- Exercise -
Reading the data below, count the lines that carry the string "cells". Give nothing but the count.

(Document transcription data)
=======
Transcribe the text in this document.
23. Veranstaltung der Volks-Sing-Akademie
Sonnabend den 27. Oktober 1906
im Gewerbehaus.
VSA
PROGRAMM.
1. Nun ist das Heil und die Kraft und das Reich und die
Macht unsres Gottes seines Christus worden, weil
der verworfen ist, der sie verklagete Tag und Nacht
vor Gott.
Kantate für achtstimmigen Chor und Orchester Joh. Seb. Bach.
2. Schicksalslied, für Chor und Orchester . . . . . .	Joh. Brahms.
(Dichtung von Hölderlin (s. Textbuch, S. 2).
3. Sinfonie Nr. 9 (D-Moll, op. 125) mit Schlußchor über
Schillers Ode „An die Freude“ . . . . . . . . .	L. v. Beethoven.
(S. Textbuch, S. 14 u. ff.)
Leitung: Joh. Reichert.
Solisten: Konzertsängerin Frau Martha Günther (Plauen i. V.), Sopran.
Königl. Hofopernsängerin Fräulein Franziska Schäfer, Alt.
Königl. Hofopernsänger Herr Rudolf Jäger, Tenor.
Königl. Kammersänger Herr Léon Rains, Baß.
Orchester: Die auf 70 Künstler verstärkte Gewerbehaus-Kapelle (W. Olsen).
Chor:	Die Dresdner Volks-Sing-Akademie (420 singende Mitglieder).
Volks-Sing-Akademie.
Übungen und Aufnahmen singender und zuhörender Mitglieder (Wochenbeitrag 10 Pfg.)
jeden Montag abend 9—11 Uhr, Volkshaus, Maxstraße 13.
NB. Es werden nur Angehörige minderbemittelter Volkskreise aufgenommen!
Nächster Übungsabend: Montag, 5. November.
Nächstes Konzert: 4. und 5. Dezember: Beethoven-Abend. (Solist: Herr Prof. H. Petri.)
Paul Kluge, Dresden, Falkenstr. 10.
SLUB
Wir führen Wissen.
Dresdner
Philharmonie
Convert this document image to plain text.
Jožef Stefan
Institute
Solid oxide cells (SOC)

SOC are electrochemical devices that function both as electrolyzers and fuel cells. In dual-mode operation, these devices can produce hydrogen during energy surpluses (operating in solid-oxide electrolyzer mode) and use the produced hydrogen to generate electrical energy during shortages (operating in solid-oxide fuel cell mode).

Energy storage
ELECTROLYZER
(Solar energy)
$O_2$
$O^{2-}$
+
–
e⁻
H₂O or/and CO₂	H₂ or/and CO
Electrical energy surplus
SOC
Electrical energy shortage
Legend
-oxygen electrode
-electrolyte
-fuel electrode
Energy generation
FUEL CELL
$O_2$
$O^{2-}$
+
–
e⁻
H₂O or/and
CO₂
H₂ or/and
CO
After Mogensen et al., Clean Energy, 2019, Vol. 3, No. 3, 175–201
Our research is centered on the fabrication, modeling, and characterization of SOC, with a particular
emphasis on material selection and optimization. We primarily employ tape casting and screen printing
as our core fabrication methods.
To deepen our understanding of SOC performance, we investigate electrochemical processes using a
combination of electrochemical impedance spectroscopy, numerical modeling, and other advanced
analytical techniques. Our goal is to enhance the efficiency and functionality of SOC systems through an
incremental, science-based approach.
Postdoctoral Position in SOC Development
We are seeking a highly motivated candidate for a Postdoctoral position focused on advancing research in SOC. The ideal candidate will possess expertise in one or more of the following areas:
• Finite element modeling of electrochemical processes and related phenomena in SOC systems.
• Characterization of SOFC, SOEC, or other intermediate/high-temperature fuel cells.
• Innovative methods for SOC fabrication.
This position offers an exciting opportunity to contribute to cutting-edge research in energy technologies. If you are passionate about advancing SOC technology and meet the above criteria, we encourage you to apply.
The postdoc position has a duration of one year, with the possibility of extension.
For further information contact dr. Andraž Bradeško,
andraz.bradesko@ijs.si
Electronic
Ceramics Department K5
=======
- Written response -
3